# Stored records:
— START —

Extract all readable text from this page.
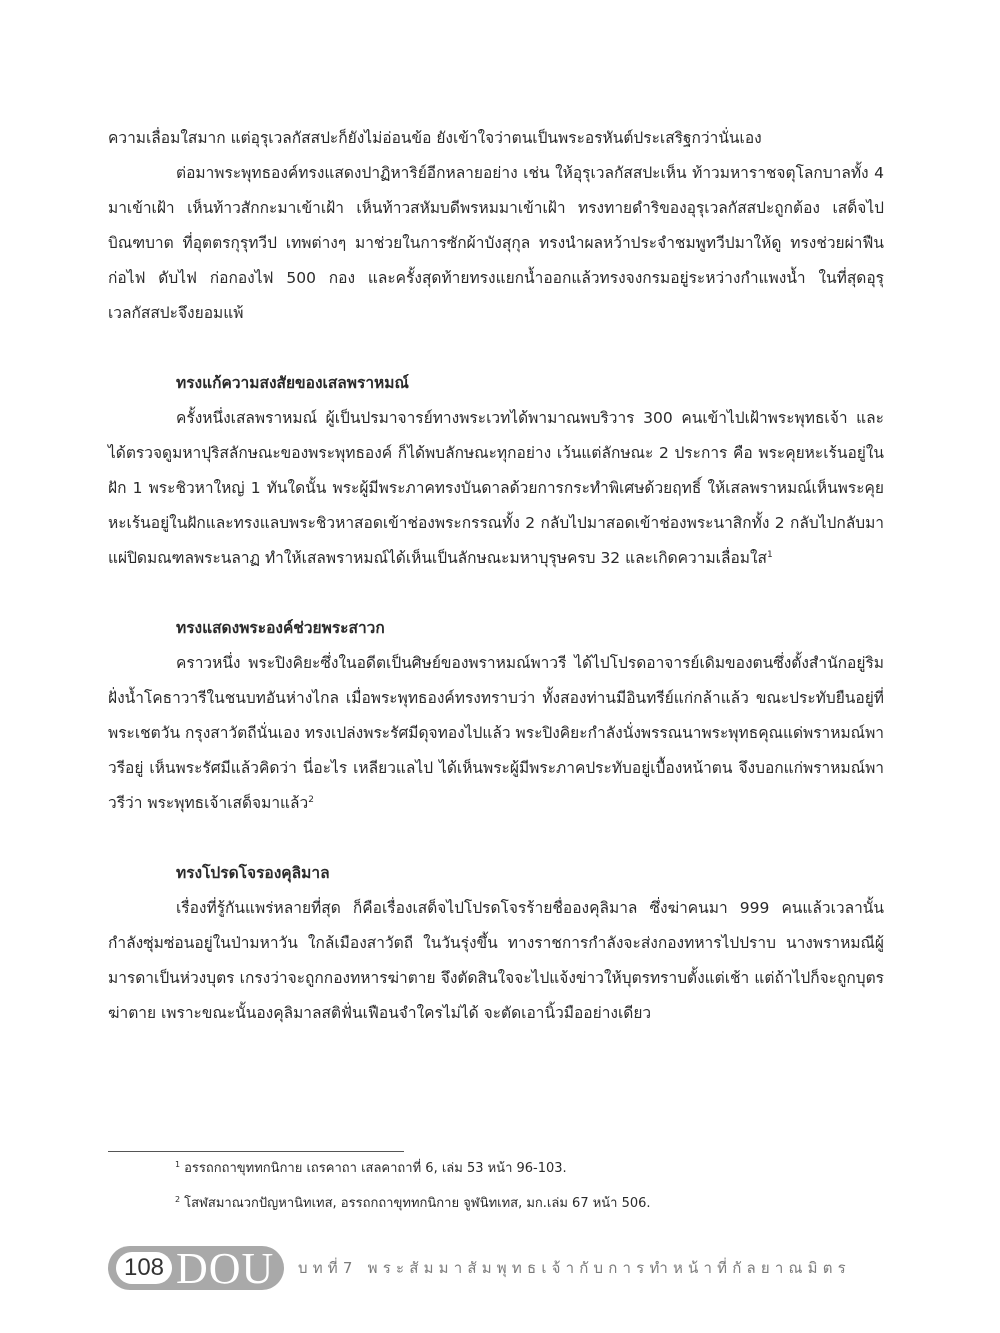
ความเลื่อมใสมาก แต่อุรุเวลกัสสปะก็ยังไม่อ่อนข้อ ยังเข้าใจว่าตนเป็นพระอรหันต์ประเสริฐกว่านั่นเอง

ต่อมาพระพุทธองค์ทรงแสดงปาฏิหาริย์อีกหลายอย่าง เช่น ให้อุรุเวลกัสสปะเห็น ท้าวมหาราชจตุโลกบาลทั้ง 4 มาเข้าเฝ้า เห็นท้าวสักกะมาเข้าเฝ้า เห็นท้าวสหัมบดีพรหมมาเข้าเฝ้า ทรงทายดำริของอุรุเวลกัสสปะถูกต้อง เสด็จไปบิณฑบาต ที่อุตตรกุรุทวีป เทพต่างๆ มาช่วยในการซักผ้าบังสุกุล ทรงนำผลหว้าประจำชมพูทวีปมาให้ดู ทรงช่วยผ่าฟืน ก่อไฟ ดับไฟ ก่อกองไฟ 500 กอง และครั้งสุดท้ายทรงแยกน้ำออกแล้วทรงจงกรมอยู่ระหว่างกำแพงน้ำ ในที่สุดอุรุเวลกัสสปะจึงยอมแพ้

ทรงแก้ความสงสัยของเสลพราหมณ์

ครั้งหนึ่งเสลพราหมณ์ ผู้เป็นปรมาจารย์ทางพระเวทได้พามาณพบริวาร 300 คนเข้าไปเฝ้าพระพุทธเจ้า และได้ตรวจดูมหาปุริสลักษณะของพระพุทธองค์ ก็ได้พบลักษณะทุกอย่าง เว้นแต่ลักษณะ 2 ประการ คือ พระคุยหะเร้นอยู่ในฝัก 1 พระชิวหาใหญ่ 1 ทันใดนั้น พระผู้มีพระภาคทรงบันดาลด้วยการกระทำพิเศษด้วยฤทธิ์ ให้เสลพราหมณ์เห็นพระคุยหะเร้นอยู่ในฝักและทรงแลบพระชิวหาสอดเข้าช่องพระกรรณทั้ง 2 กลับไปมาสอดเข้าช่องพระนาสิกทั้ง 2 กลับไปกลับมาแผ่ปิดมณฑลพระนลาฏ ทำให้เสลพราหมณ์ได้เห็นเป็นลักษณะมหาบุรุษครบ 32 และเกิดความเลื่อมใส$^1$

ทรงแสดงพระองค์ช่วยพระสาวก

คราวหนึ่ง พระปิงคิยะซึ่งในอดีตเป็นศิษย์ของพราหมณ์พาวรี ได้ไปโปรดอาจารย์เดิมของตนซึ่งตั้งสำนักอยู่ริมฝั่งน้ำโคธาวารีในชนบทอันห่างไกล เมื่อพระพุทธองค์ทรงทราบว่า ทั้งสองท่านมีอินทรีย์แก่กล้าแล้ว ขณะประทับยืนอยู่ที่พระเชตวัน กรุงสาวัตถีนั่นเอง ทรงเปล่งพระรัศมีดุจทองไปแล้ว พระปิงคิยะกำลังนั่งพรรณนาพระพุทธคุณแด่พราหมณ์พาวรีอยู่ เห็นพระรัศมีแล้วคิดว่า นี่อะไร เหลียวแลไป ได้เห็นพระผู้มีพระภาคประทับอยู่เบื้องหน้าตน จึงบอกแก่พราหมณ์พาวรีว่า พระพุทธเจ้าเสด็จมาแล้ว$^2$

ทรงโปรดโจรองคุลิมาล

เรื่องที่รู้กันแพร่หลายที่สุด ก็คือเรื่องเสด็จไปโปรดโจรร้ายชื่อองคุลิมาล ซึ่งฆ่าคนมา 999 คนแล้วเวลานั้น กำลังซุ่มซ่อนอยู่ในป่ามหาวัน ใกล้เมืองสาวัตถี ในวันรุ่งขึ้น ทางราชการกำลังจะส่งกองทหารไปปราบ นางพราหมณีผู้มารดาเป็นห่วงบุตร เกรงว่าจะถูกกองทหารฆ่าตาย จึงตัดสินใจจะไปแจ้งข่าวให้บุตรทราบตั้งแต่เช้า แต่ถ้าไปก็จะถูกบุตรฆ่าตาย เพราะขณะนั้นองคุลิมาลสติฟั่นเฟือนจำใครไม่ได้ จะตัดเอานิ้วมืออย่างเดียว

$^1$ อรรถกถาขุททกนิกาย เถรคาถา เสลคาถาที่ 6, เล่ม 53 หน้า 96-103.

$^2$ โสฬสมาณวกปัญหานิทเทส, อรรถกถาขุททกนิกาย จูฬนิทเทส, มก.เล่ม 67 หน้า 506.

108 DOU	บทที่7 พระสัมมาสัมพุทธเจ้ากับการทำหน้าที่กัลยาณมิตร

— END —

# Request:
Pictures are excluded; copy every other part of the records exactly.

# The response:
Extract all readable text from this page.
ความเลื่อมใสมาก แต่อุรุเวลกัสสปะก็ยังไม่อ่อนข้อ ยังเข้าใจว่าตนเป็นพระอรหันต์ประเสริฐกว่านั่นเอง

ต่อมาพระพุทธองค์ทรงแสดงปาฏิหาริย์อีกหลายอย่าง เช่น ให้อุรุเวลกัสสปะเห็น ท้าวมหาราชจตุโลกบาลทั้ง 4 มาเข้าเฝ้า เห็นท้าวสักกะมาเข้าเฝ้า เห็นท้าวสหัมบดีพรหมมาเข้าเฝ้า ทรงทายดำริของอุรุเวลกัสสปะถูกต้อง เสด็จไปบิณฑบาต ที่อุตตรกุรุทวีป เทพต่างๆ มาช่วยในการซักผ้าบังสุกุล ทรงนำผลหว้าประจำชมพูทวีปมาให้ดู ทรงช่วยผ่าฟืน ก่อไฟ ดับไฟ ก่อกองไฟ 500 กอง และครั้งสุดท้ายทรงแยกน้ำออกแล้วทรงจงกรมอยู่ระหว่างกำแพงน้ำ ในที่สุดอุรุเวลกัสสปะจึงยอมแพ้

ทรงแก้ความสงสัยของเสลพราหมณ์

ครั้งหนึ่งเสลพราหมณ์ ผู้เป็นปรมาจารย์ทางพระเวทได้พามาณพบริวาร 300 คนเข้าไปเฝ้าพระพุทธเจ้า และได้ตรวจดูมหาปุริสลักษณะของพระพุทธองค์ ก็ได้พบลักษณะทุกอย่าง เว้นแต่ลักษณะ 2 ประการ คือ พระคุยหะเร้นอยู่ในฝัก 1 พระชิวหาใหญ่ 1 ทันใดนั้น พระผู้มีพระภาคทรงบันดาลด้วยการกระทำพิเศษด้วยฤทธิ์ ให้เสลพราหมณ์เห็นพระคุยหะเร้นอยู่ในฝักและทรงแลบพระชิวหาสอดเข้าช่องพระกรรณทั้ง 2 กลับไปมาสอดเข้าช่องพระนาสิกทั้ง 2 กลับไปกลับมาแผ่ปิดมณฑลพระนลาฏ ทำให้เสลพราหมณ์ได้เห็นเป็นลักษณะมหาบุรุษครบ 32 และเกิดความเลื่อมใส$^1$

ทรงแสดงพระองค์ช่วยพระสาวก

คราวหนึ่ง พระปิงคิยะซึ่งในอดีตเป็นศิษย์ของพราหมณ์พาวรี ได้ไปโปรดอาจารย์เดิมของตนซึ่งตั้งสำนักอยู่ริมฝั่งน้ำโคธาวารีในชนบทอันห่างไกล เมื่อพระพุทธองค์ทรงทราบว่า ทั้งสองท่านมีอินทรีย์แก่กล้าแล้ว ขณะประทับยืนอยู่ที่พระเชตวัน กรุงสาวัตถีนั่นเอง ทรงเปล่งพระรัศมีดุจทองไปแล้ว พระปิงคิยะกำลังนั่งพรรณนาพระพุทธคุณแด่พราหมณ์พาวรีอยู่ เห็นพระรัศมีแล้วคิดว่า นี่อะไร เหลียวแลไป ได้เห็นพระผู้มีพระภาคประทับอยู่เบื้องหน้าตน จึงบอกแก่พราหมณ์พาวรีว่า พระพุทธเจ้าเสด็จมาแล้ว$^2$

ทรงโปรดโจรองคุลิมาล

เรื่องที่รู้กันแพร่หลายที่สุด ก็คือเรื่องเสด็จไปโปรดโจรร้ายชื่อองคุลิมาล ซึ่งฆ่าคนมา 999 คนแล้วเวลานั้น กำลังซุ่มซ่อนอยู่ในป่ามหาวัน ใกล้เมืองสาวัตถี ในวันรุ่งขึ้น ทางราชการกำลังจะส่งกองทหารไปปราบ นางพราหมณีผู้มารดาเป็นห่วงบุตร เกรงว่าจะถูกกองทหารฆ่าตาย จึงตัดสินใจจะไปแจ้งข่าวให้บุตรทราบตั้งแต่เช้า แต่ถ้าไปก็จะถูกบุตรฆ่าตาย เพราะขณะนั้นองคุลิมาลสติฟั่นเฟือนจำใครไม่ได้ จะตัดเอานิ้วมืออย่างเดียว

$^1$ อรรถกถาขุททกนิกาย เถรคาถา เสลคาถาที่ 6, เล่ม 53 หน้า 96-103.

$^2$ โสฬสมาณวกปัญหานิทเทส, อรรถกถาขุททกนิกาย จูฬนิทเทส, มก.เล่ม 67 หน้า 506.

108 DOU	บทที่7 พระสัมมาสัมพุทธเจ้ากับการทำหน้าที่กัลยาณมิตร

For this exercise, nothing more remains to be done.